## [Records from a dataset]
□ □ □

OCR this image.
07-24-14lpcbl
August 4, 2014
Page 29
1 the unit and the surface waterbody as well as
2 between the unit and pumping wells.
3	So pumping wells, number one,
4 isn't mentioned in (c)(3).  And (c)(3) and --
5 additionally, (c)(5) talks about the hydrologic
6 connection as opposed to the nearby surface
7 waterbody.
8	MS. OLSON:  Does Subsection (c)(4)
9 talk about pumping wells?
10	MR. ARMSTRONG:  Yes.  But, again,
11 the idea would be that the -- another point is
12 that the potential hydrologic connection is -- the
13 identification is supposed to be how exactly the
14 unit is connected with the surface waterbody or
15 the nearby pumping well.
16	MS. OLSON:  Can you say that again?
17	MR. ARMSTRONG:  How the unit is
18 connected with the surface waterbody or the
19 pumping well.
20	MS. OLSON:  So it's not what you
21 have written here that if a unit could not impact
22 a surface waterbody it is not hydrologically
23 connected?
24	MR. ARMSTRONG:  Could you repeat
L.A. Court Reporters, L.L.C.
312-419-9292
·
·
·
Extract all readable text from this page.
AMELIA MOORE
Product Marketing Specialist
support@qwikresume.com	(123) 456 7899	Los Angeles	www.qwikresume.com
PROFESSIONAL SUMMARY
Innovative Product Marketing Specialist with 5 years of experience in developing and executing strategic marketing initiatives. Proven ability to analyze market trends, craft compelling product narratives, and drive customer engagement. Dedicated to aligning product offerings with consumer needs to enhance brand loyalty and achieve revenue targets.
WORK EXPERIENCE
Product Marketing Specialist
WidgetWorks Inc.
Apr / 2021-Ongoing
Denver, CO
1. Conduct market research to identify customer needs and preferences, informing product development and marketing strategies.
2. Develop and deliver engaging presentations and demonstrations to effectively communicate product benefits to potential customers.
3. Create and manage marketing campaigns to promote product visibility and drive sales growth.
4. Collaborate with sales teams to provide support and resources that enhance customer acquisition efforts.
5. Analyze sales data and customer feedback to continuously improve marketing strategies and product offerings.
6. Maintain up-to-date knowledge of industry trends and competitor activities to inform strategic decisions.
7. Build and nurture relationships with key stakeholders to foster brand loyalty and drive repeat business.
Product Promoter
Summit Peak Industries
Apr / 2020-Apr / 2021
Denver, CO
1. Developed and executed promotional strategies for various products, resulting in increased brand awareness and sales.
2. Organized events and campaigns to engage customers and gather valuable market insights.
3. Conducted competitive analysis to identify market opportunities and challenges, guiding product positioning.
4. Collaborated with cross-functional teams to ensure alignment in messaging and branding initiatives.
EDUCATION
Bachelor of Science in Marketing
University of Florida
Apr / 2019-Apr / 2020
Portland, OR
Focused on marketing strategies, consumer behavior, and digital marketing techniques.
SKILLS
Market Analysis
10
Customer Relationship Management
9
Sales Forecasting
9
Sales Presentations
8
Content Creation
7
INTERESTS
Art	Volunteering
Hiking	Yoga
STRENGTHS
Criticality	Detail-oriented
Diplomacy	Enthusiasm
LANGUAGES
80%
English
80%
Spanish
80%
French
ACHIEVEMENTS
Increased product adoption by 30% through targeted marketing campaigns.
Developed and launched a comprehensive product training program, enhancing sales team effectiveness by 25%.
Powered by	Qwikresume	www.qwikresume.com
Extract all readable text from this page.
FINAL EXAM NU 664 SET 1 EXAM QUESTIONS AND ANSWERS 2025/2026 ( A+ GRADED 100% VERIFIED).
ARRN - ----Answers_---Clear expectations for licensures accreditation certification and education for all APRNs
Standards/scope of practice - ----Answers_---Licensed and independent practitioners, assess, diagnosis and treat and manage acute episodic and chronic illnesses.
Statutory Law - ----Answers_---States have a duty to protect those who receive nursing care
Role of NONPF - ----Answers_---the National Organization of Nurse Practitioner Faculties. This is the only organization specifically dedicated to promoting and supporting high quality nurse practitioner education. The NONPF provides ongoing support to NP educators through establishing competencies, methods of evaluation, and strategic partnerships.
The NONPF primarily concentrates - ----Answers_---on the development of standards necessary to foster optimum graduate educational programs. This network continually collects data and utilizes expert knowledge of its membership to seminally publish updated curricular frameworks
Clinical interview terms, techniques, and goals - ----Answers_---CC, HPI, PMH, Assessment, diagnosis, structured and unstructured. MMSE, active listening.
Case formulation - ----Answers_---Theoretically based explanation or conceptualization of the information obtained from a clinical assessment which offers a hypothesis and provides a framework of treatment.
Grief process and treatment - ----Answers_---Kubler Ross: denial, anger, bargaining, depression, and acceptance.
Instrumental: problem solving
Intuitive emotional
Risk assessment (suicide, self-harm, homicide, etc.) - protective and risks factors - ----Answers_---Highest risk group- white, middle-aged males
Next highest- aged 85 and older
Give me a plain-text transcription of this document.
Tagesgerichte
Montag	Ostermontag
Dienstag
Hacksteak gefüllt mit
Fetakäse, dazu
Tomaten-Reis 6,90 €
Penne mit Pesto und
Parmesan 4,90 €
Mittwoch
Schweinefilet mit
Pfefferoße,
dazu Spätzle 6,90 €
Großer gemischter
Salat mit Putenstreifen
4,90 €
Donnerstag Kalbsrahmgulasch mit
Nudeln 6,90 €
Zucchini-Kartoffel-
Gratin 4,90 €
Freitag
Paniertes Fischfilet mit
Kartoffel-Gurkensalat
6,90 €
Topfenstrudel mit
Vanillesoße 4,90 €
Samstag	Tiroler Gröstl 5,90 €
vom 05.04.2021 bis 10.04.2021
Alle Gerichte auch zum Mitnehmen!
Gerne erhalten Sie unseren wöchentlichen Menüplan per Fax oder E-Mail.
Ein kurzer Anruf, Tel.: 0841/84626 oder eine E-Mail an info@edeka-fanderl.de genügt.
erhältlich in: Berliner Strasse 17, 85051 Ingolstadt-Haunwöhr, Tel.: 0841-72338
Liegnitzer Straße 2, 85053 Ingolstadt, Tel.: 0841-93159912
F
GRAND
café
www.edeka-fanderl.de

□ □ □

## [Written exercise]
Write out every line of the records exactly.

## [Exercise result]
OCR this image.
07-24-14lpcbl
August 4, 2014
Page 29
1 the unit and the surface waterbody as well as
2 between the unit and pumping wells.
3	So pumping wells, number one,
4 isn't mentioned in (c)(3).  And (c)(3) and --
5 additionally, (c)(5) talks about the hydrologic
6 connection as opposed to the nearby surface
7 waterbody.
8	MS. OLSON:  Does Subsection (c)(4)
9 talk about pumping wells?
10	MR. ARMSTRONG:  Yes.  But, again,
11 the idea would be that the -- another point is
12 that the potential hydrologic connection is -- the
13 identification is supposed to be how exactly the
14 unit is connected with the surface waterbody or
15 the nearby pumping well.
16	MS. OLSON:  Can you say that again?
17	MR. ARMSTRONG:  How the unit is
18 connected with the surface waterbody or the
19 pumping well.
20	MS. OLSON:  So it's not what you
21 have written here that if a unit could not impact
22 a surface waterbody it is not hydrologically
23 connected?
24	MR. ARMSTRONG:  Could you repeat
L.A. Court Reporters, L.L.C.
312-419-9292
·
·
·
Extract all readable text from this page.
AMELIA MOORE
Product Marketing Specialist
support@qwikresume.com	(123) 456 7899	Los Angeles	www.qwikresume.com
PROFESSIONAL SUMMARY
Innovative Product Marketing Specialist with 5 years of experience in developing and executing strategic marketing initiatives. Proven ability to analyze market trends, craft compelling product narratives, and drive customer engagement. Dedicated to aligning product offerings with consumer needs to enhance brand loyalty and achieve revenue targets.
WORK EXPERIENCE
Product Marketing Specialist
WidgetWorks Inc.
Apr / 2021-Ongoing
Denver, CO
1. Conduct market research to identify customer needs and preferences, informing product development and marketing strategies.
2. Develop and deliver engaging presentations and demonstrations to effectively communicate product benefits to potential customers.
3. Create and manage marketing campaigns to promote product visibility and drive sales growth.
4. Collaborate with sales teams to provide support and resources that enhance customer acquisition efforts.
5. Analyze sales data and customer feedback to continuously improve marketing strategies and product offerings.
6. Maintain up-to-date knowledge of industry trends and competitor activities to inform strategic decisions.
7. Build and nurture relationships with key stakeholders to foster brand loyalty and drive repeat business.
Product Promoter
Summit Peak Industries
Apr / 2020-Apr / 2021
Denver, CO
1. Developed and executed promotional strategies for various products, resulting in increased brand awareness and sales.
2. Organized events and campaigns to engage customers and gather valuable market insights.
3. Conducted competitive analysis to identify market opportunities and challenges, guiding product positioning.
4. Collaborated with cross-functional teams to ensure alignment in messaging and branding initiatives.
EDUCATION
Bachelor of Science in Marketing
University of Florida
Apr / 2019-Apr / 2020
Portland, OR
Focused on marketing strategies, consumer behavior, and digital marketing techniques.
SKILLS
Market Analysis
10
Customer Relationship Management
9
Sales Forecasting
9
Sales Presentations
8
Content Creation
7
INTERESTS
Art	Volunteering
Hiking	Yoga
STRENGTHS
Criticality	Detail-oriented
Diplomacy	Enthusiasm
LANGUAGES
80%
English
80%
Spanish
80%
French
ACHIEVEMENTS
Increased product adoption by 30% through targeted marketing campaigns.
Developed and launched a comprehensive product training program, enhancing sales team effectiveness by 25%.
Powered by	Qwikresume	www.qwikresume.com
Extract all readable text from this page.
FINAL EXAM NU 664 SET 1 EXAM QUESTIONS AND ANSWERS 2025/2026 ( A+ GRADED 100% VERIFIED).
ARRN - ----Answers_---Clear expectations for licensures accreditation certification and education for all APRNs
Standards/scope of practice - ----Answers_---Licensed and independent practitioners, assess, diagnosis and treat and manage acute episodic and chronic illnesses.
Statutory Law - ----Answers_---States have a duty to protect those who receive nursing care
Role of NONPF - ----Answers_---the National Organization of Nurse Practitioner Faculties. This is the only organization specifically dedicated to promoting and supporting high quality nurse practitioner education. The NONPF provides ongoing support to NP educators through establishing competencies, methods of evaluation, and strategic partnerships.
The NONPF primarily concentrates - ----Answers_---on the development of standards necessary to foster optimum graduate educational programs. This network continually collects data and utilizes expert knowledge of its membership to seminally publish updated curricular frameworks
Clinical interview terms, techniques, and goals - ----Answers_---CC, HPI, PMH, Assessment, diagnosis, structured and unstructured. MMSE, active listening.
Case formulation - ----Answers_---Theoretically based explanation or conceptualization of the information obtained from a clinical assessment which offers a hypothesis and provides a framework of treatment.
Grief process and treatment - ----Answers_---Kubler Ross: denial, anger, bargaining, depression, and acceptance.
Instrumental: problem solving
Intuitive emotional
Risk assessment (suicide, self-harm, homicide, etc.) - protective and risks factors - ----Answers_---Highest risk group- white, middle-aged males
Next highest- aged 85 and older
Give me a plain-text transcription of this document.
Tagesgerichte
Montag	Ostermontag
Dienstag
Hacksteak gefüllt mit
Fetakäse, dazu
Tomaten-Reis 6,90 €
Penne mit Pesto und
Parmesan 4,90 €
Mittwoch
Schweinefilet mit
Pfefferoße,
dazu Spätzle 6,90 €
Großer gemischter
Salat mit Putenstreifen
4,90 €
Donnerstag Kalbsrahmgulasch mit
Nudeln 6,90 €
Zucchini-Kartoffel-
Gratin 4,90 €
Freitag
Paniertes Fischfilet mit
Kartoffel-Gurkensalat
6,90 €
Topfenstrudel mit
Vanillesoße 4,90 €
Samstag	Tiroler Gröstl 5,90 €
vom 05.04.2021 bis 10.04.2021
Alle Gerichte auch zum Mitnehmen!
Gerne erhalten Sie unseren wöchentlichen Menüplan per Fax oder E-Mail.
Ein kurzer Anruf, Tel.: 0841/84626 oder eine E-Mail an info@edeka-fanderl.de genügt.
erhältlich in: Berliner Strasse 17, 85051 Ingolstadt-Haunwöhr, Tel.: 0841-72338
Liegnitzer Straße 2, 85053 Ingolstadt, Tel.: 0841-93159912
F
GRAND
café
www.edeka-fanderl.de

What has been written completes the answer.